TEXTO FORNECIDO:
□ □ □ □ □ □ □
A categoria cuidado mostrou-se a chave decifradora da essência humana. O ser humano possui transcendência e por isso viola todos os tabus, ultrapassa todas as barreiras e contenta-se apenas com o infinito. Ele possui algo de Júpiter dentro de si; não sem razão, pois dele recebeu o espírito.

O ser humano possui imanência e por isso se encontra situado num planeta, enraizado num local e plasmado dentro das possibilidades do espaço-tempo. Ele tem algo da Tellus/Terra dentro de si; é feito de húmus, donde deriva a palavra “homem”.

O ser humano encontra-se sob a regência do tempo. Este não significa um puro correr, vazio de conteúdos. O tempo é histórico, feito pela saga do universo, pela prática humana, especialmente pela luta dos oprimidos, em busca da sua vida e libertação.

Constrói-se passo a passo; por isso, é sempre concreto, concretíssimo. Mas, simultaneamente, o tempo implica um horizonte utópico, promessa de uma plenitude futura para o ser humano, para os excluídos e para o cosmos. Somente buscando o impossível se consegue realizar o possível. Em razão dessa dinâmica, o ser humano possui algo de Saturno, senhor do tempo e da utopia.

Mas não basta dizer tais determinações. Elas, na verdade, dilaceram o ser humano. Colocam-no distendido e crucificado entre o céu e a terra, entre o presente e o futuro, entre a injustiça e a luta pela liberdade.
□ □ □ □ □ □ □
LINHAS FORNECIDAS:
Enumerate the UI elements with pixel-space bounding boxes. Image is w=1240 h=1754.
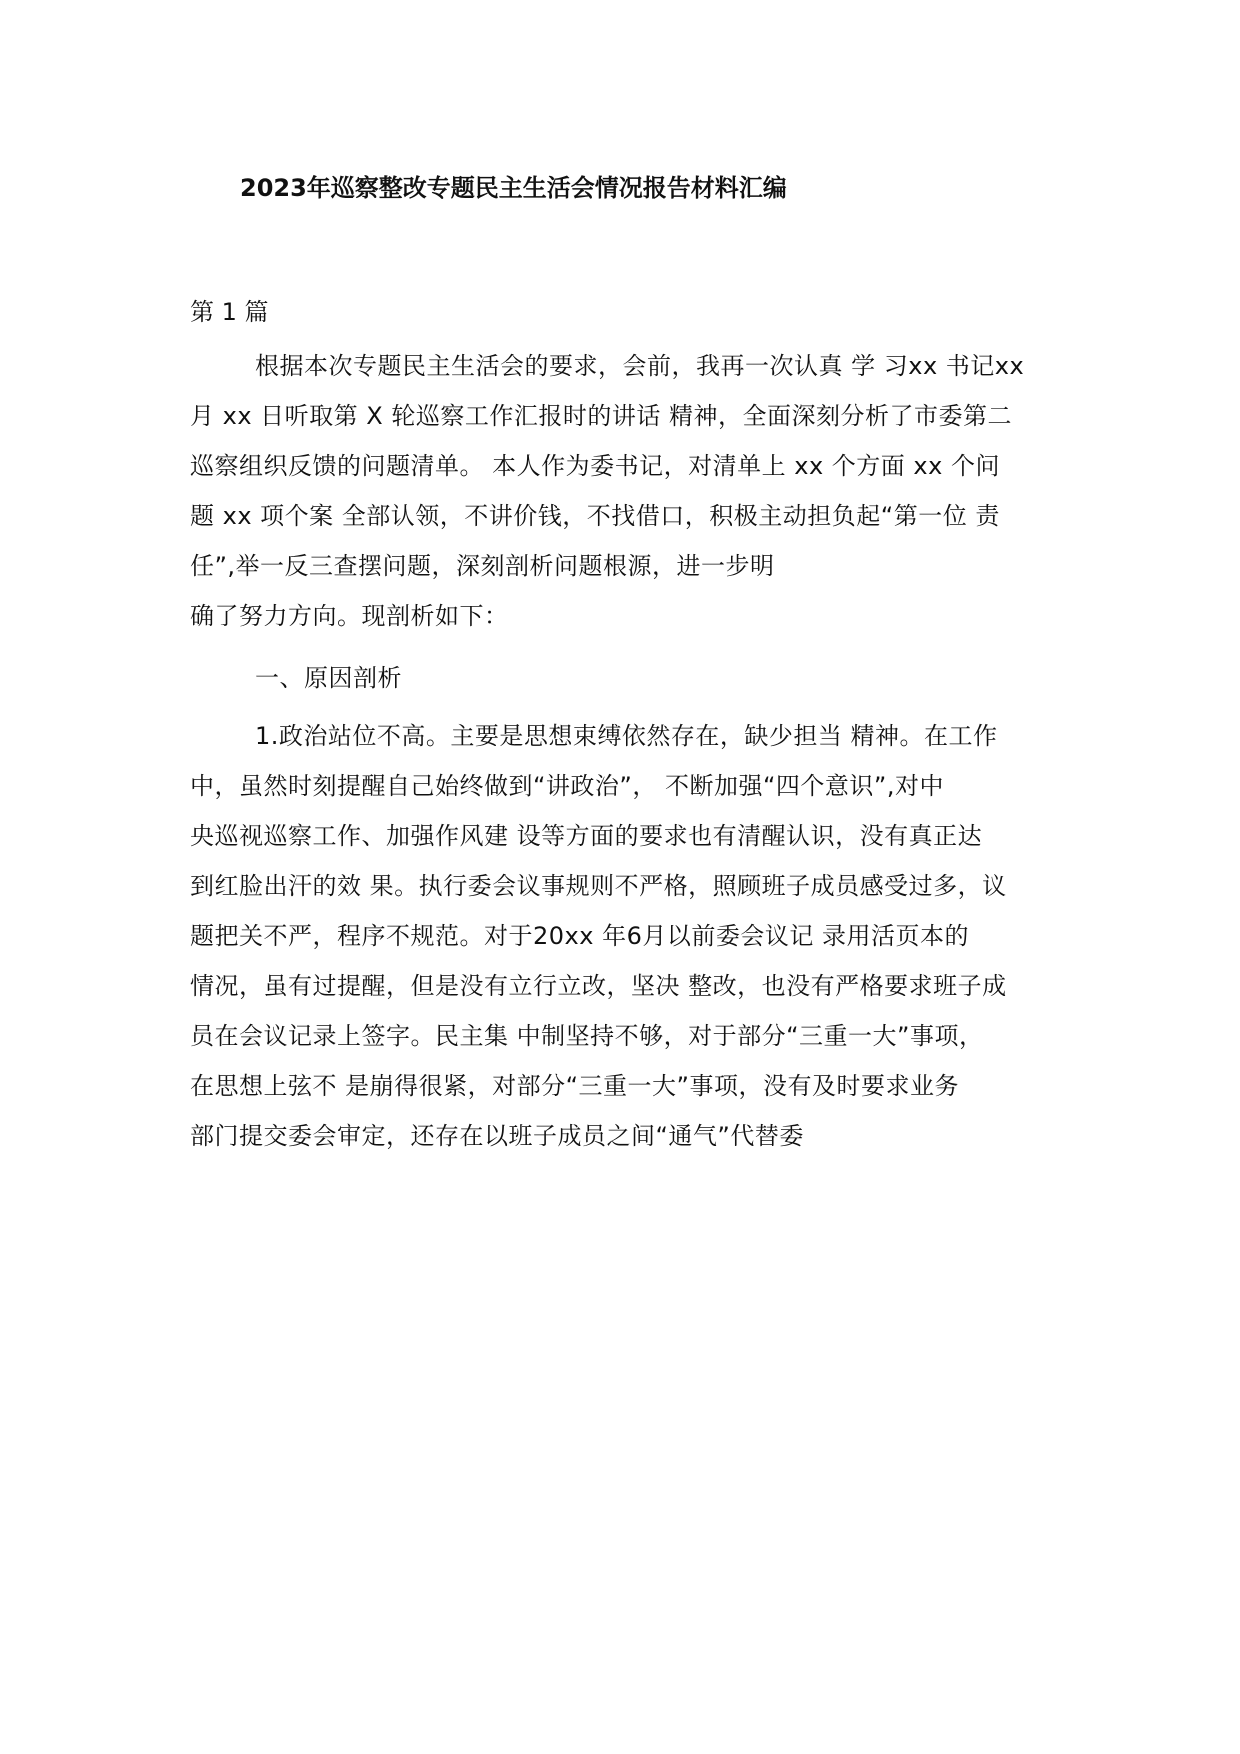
paragraph-line: 任”,举一反三查摆问题，深刻剖析问题根源，进一步明	[190, 552, 775, 580]
paragraph-line: 巡察组织反馈的问题清单。 本人作为委书记，对清单上 xx 个方面 xx 个问	[190, 452, 1000, 480]
paragraph-line: 中，虽然时刻提醒自己始终做到“讲政治”， 不断加强“四个意识”,对中	[190, 772, 944, 800]
paragraph-line: 在思想上弦不 是崩得很紧，对部分“三重一大”事项，没有及时要求业务	[190, 1072, 959, 1100]
paragraph-line: 部门提交委会审定，还存在以班子成员之间“通气”代替委	[190, 1122, 804, 1150]
paragraph-line: 员在会议记录上签字。民主集 中制坚持不够，对于部分“三重一大”事项，	[190, 1022, 984, 1050]
section-label: 第 1 篇	[190, 298, 269, 326]
paragraph-line: 确了努力方向。现剖析如下：	[190, 602, 509, 630]
document-title: 2023年巡察整改专题民主生活会情况报告材料汇编	[240, 174, 787, 202]
paragraph-line: 月 xx 日听取第 X 轮巡察工作汇报时的讲话 精神，全面深刻分析了市委第二	[190, 402, 1012, 430]
paragraph-line: 情况，虽有过提醒，但是没有立行立改，坚决 整改，也没有严格要求班子成	[190, 972, 1007, 1000]
paragraph-line: 到红脸出汗的效 果。执行委会议事规则不严格，照顾班子成员感受过多，议	[190, 872, 1007, 900]
paragraph-line: 央巡视巡察工作、加强作风建 设等方面的要求也有清醒认识，没有真正达	[190, 822, 983, 850]
paragraph-line: 根据本次专题民主生活会的要求，会前，我再一次认真 学 习xx 书记xx	[255, 352, 1025, 380]
section-heading: 一、原因剖析	[255, 664, 402, 692]
paragraph-line: 题 xx 项个案 全部认领，不讲价钱，不找借口，积极主动担负起“第一位 责	[190, 502, 1000, 530]
paragraph-line: 1.政治站位不高。主要是思想束缚依然存在，缺少担当 精神。在工作	[255, 722, 998, 750]
paragraph-line: 题把关不严，程序不规范。对于20xx 年6月以前委会议记 录用活页本的	[190, 922, 969, 950]
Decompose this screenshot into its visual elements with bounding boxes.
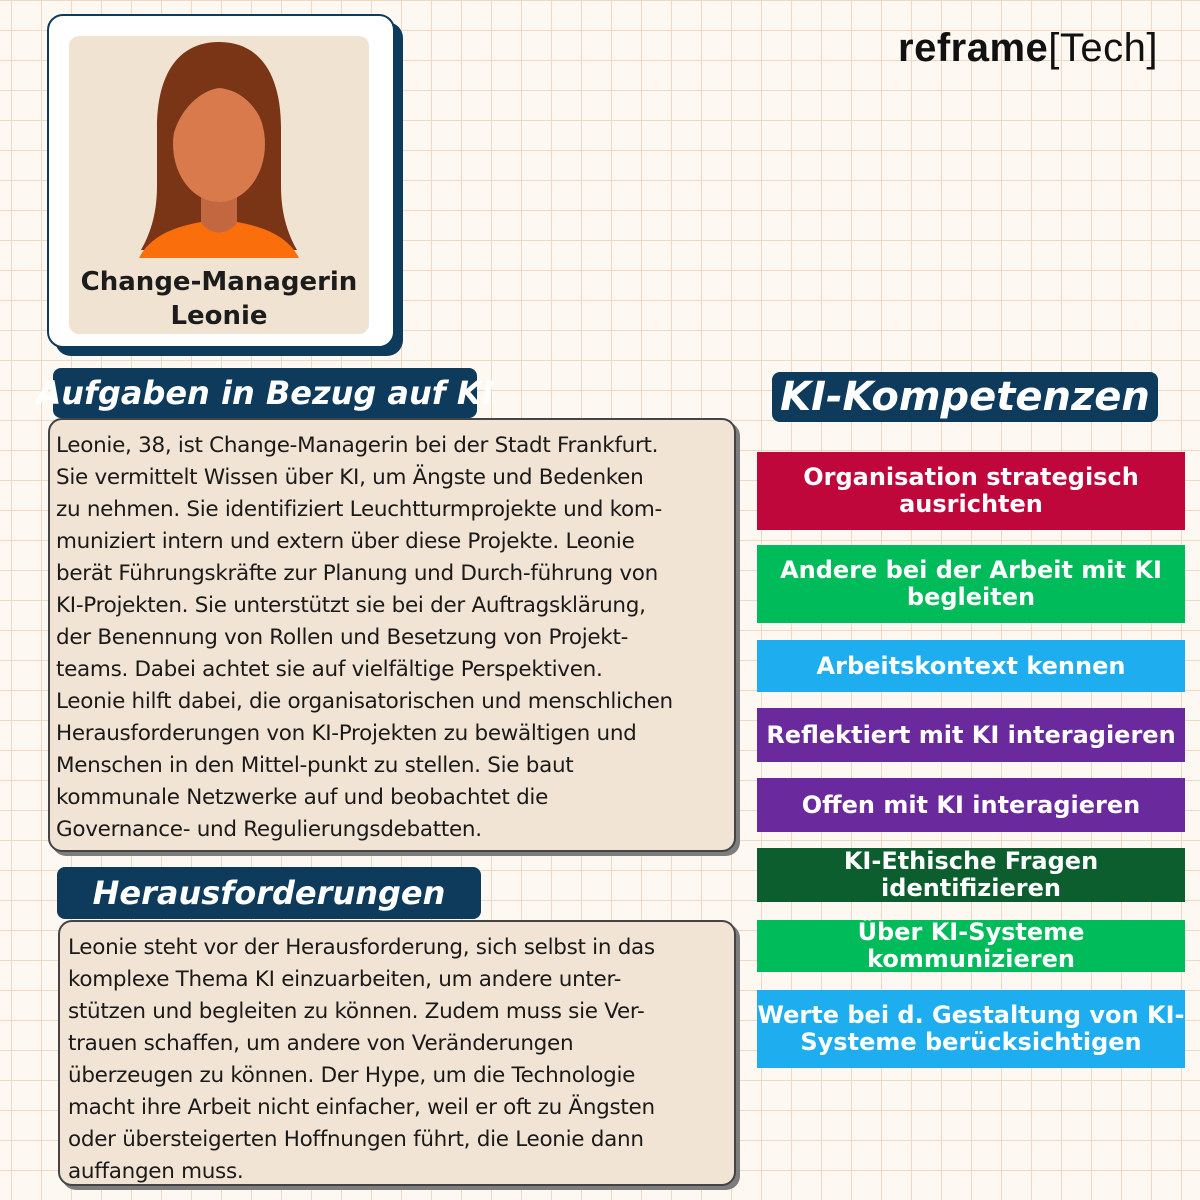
tasks-text: Leonie, 38, ist Change-Managerin bei der Stadt Frankfurt. Sie vermittelt Wissen über KI, um Ängste und Bedenken zu nehmen. Sie identifiziert Leuchtturmprojekte und kom- muniziert intern und extern über diese Projekte. Leonie berät Führungskräfte zur Planung und Durch-führung von KI-Projekten. Sie unterstützt sie bei der Auftragsklärung, der Benennung von Rollen und Besetzung von Projekt- teams. Dabei achtet sie auf vielfältige Perspektiven. Leonie hilft dabei, die organisatorischen und menschlichen Herausforderungen von KI-Projekten zu bewältigen und Menschen in den Mittel-punkt zu stellen. Sie baut kommunale Netzwerke auf und beobachtet die Governance- und Regulierungsdebatten. [56, 433, 673, 842]
competence-arbeitskontext: Arbeitskontext kennen [757, 640, 1185, 692]
tasks-header: Aufgaben in Bezug auf KI [53, 368, 477, 418]
competences-header: KI-Kompetenzen [772, 372, 1158, 422]
tasks-box [48, 418, 736, 852]
logo-bold-text: reframe [898, 26, 1049, 70]
challenges-header: Herausforderungen [57, 867, 481, 919]
competence-organisation-strategisch: Organisation strategisch ausrichten [757, 452, 1185, 530]
logo-light-text: [Tech] [1048, 26, 1158, 70]
competence-ethische-fragen: KI-Ethische Fragen identifizieren [757, 848, 1185, 902]
reframe-tech-logo [898, 26, 1158, 71]
competence-kommunizieren: Über KI-Systeme kommunizieren [757, 920, 1185, 972]
challenges-box [58, 920, 736, 1186]
competence-reflektiert-interagieren: Reflektiert mit KI interagieren [757, 708, 1185, 762]
persona-name: Leonie [170, 301, 268, 331]
competence-werte-gestaltung: Werte bei d. Gestaltung von KI- Systeme berücksichtigen [757, 990, 1185, 1068]
persona-role: Change-Managerin [80, 267, 358, 297]
challenges-text: Leonie steht vor der Herausforderung, sich selbst in das komplexe Thema KI einzuarbeiten, um andere unter- stützen und begleiten zu können. Zudem muss sie Ver- trauen schaffen, um andere von Veränderungen überzeugen zu können. Der Hype, um die Technologie macht ihre Arbeit nicht einfacher, weil er oft zu Ängsten oder übersteigerten Hoffnungen führt, die Leonie dann auffangen muss. [68, 935, 655, 1184]
competence-offen-interagieren: Offen mit KI interagieren [757, 778, 1185, 832]
competence-andere-begleiten: Andere bei der Arbeit mit KI begleiten [757, 545, 1185, 623]
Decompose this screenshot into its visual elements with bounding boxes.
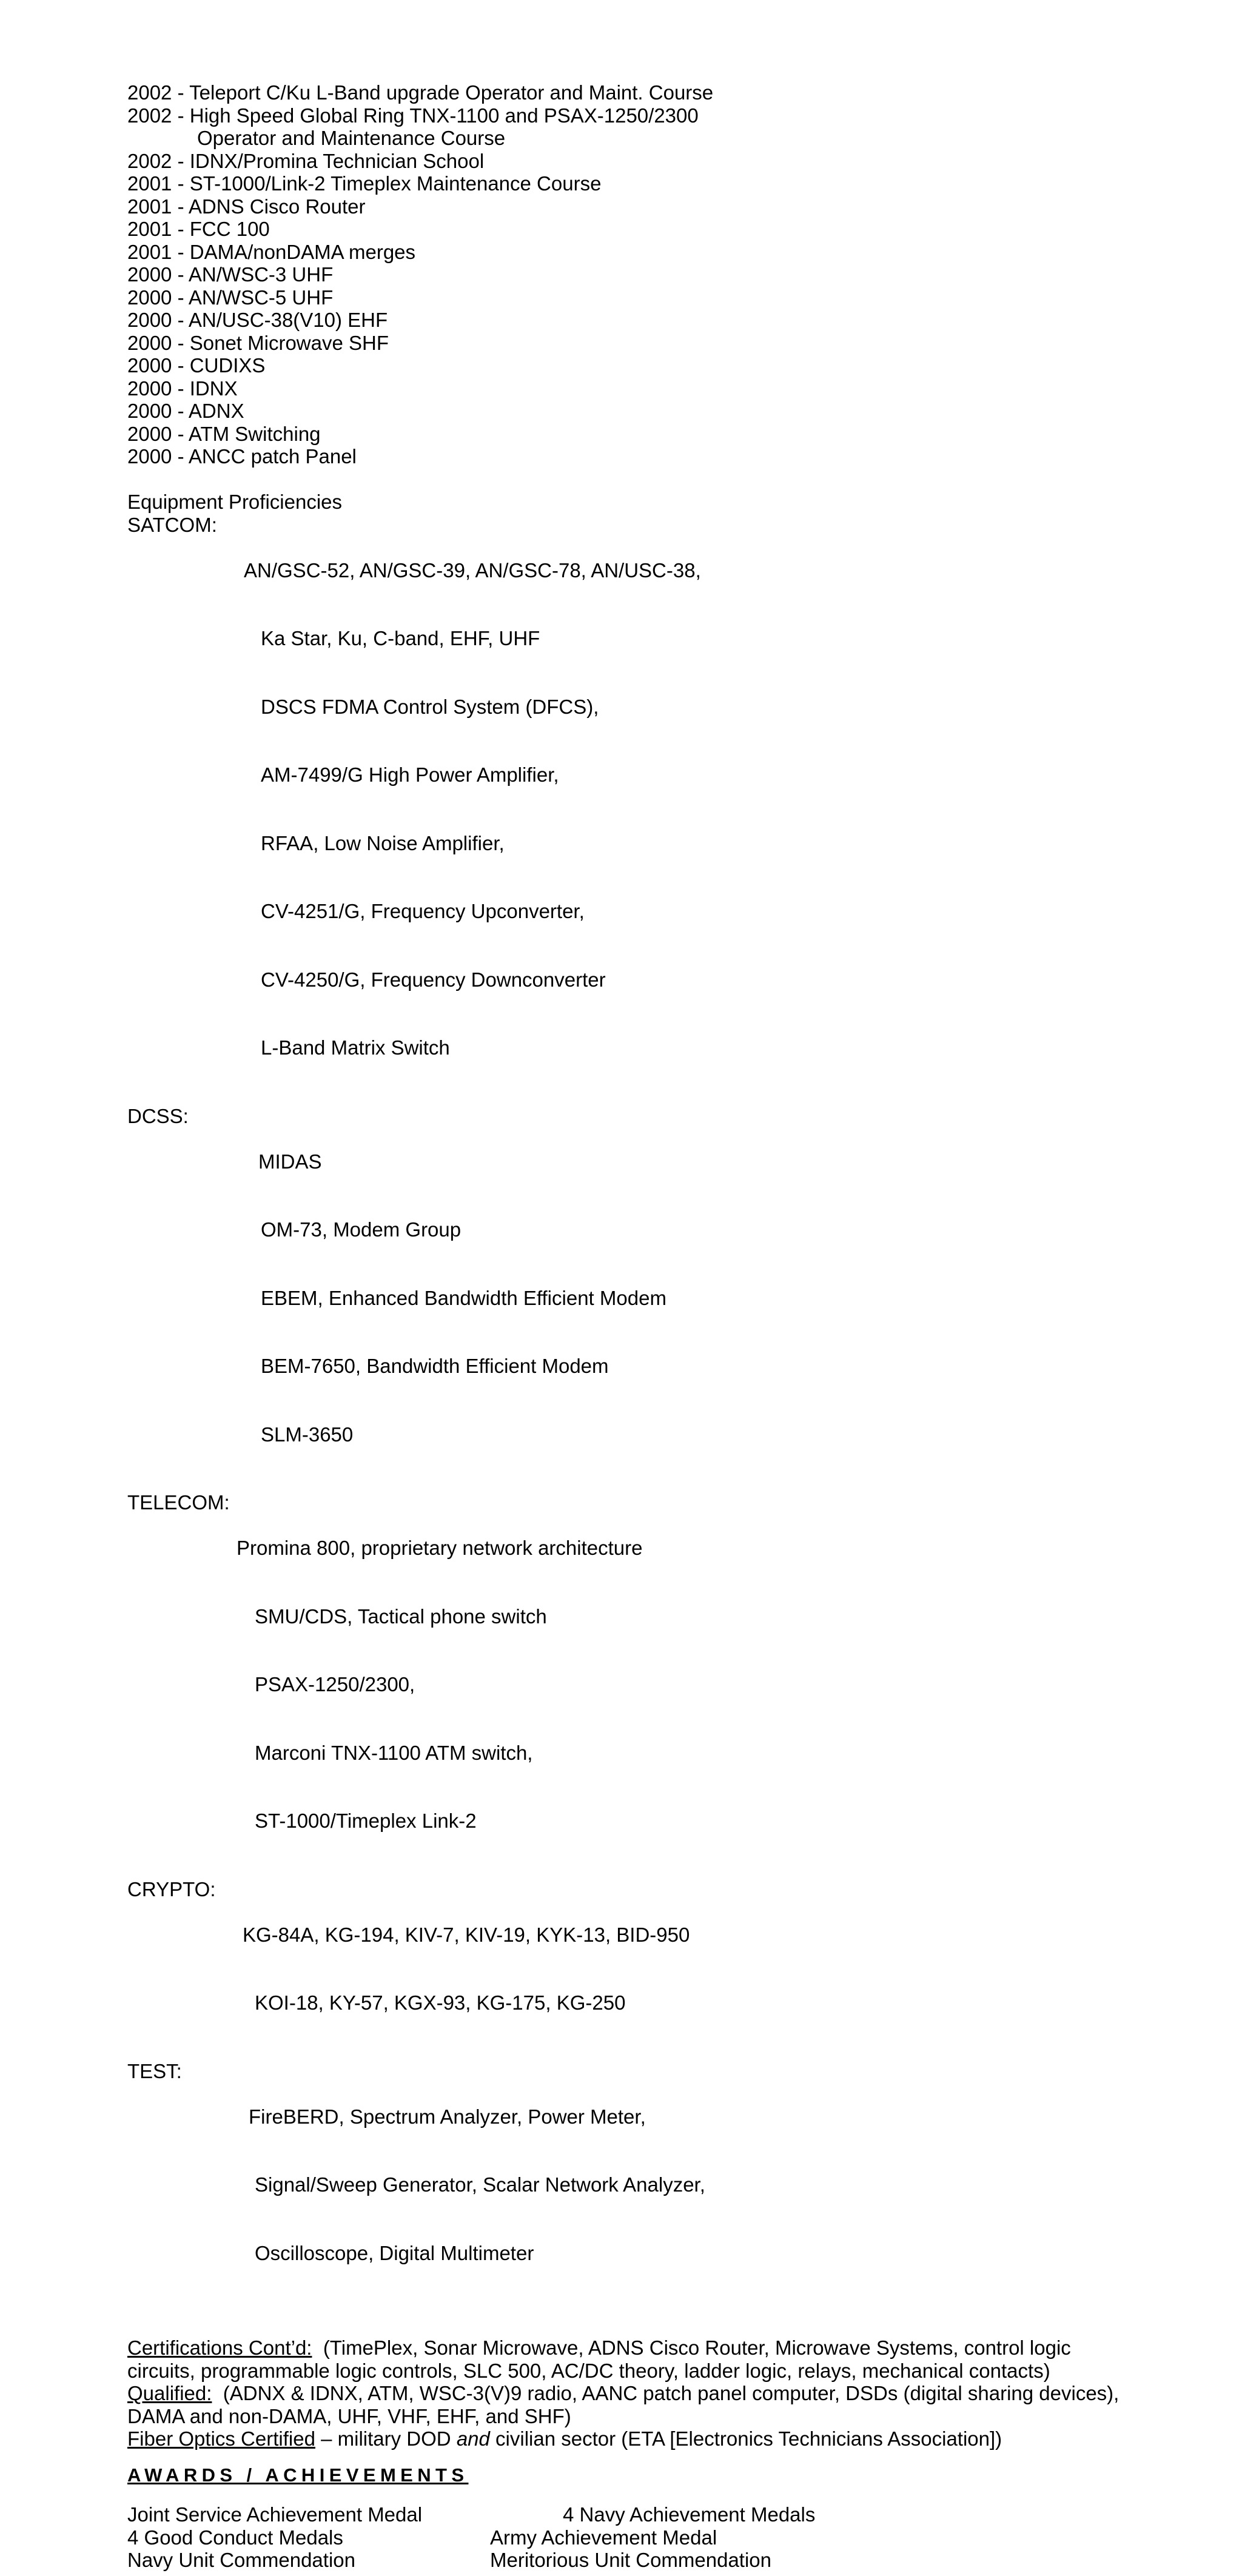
□ □ □ □ □ □ □
FAÇA ISTO: Transcreva, do texto sobre o ser humano, tudo o que vai de "Constrói-se passo a" até "e da utopia.". As linhas não têm relação alguma com o texto.

RESULTADO ABAIXO:
Constrói-se passo a passo; por isso, é sempre concreto, concretíssimo. Mas, simultaneamente, o tempo implica um horizonte utópico, promessa de uma plenitude futura para o ser humano, para os excluídos e para o cosmos. Somente buscando o impossível se consegue realizar o possível. Em razão dessa dinâmica, o ser humano possui algo de Saturno, senhor do tempo e da utopia.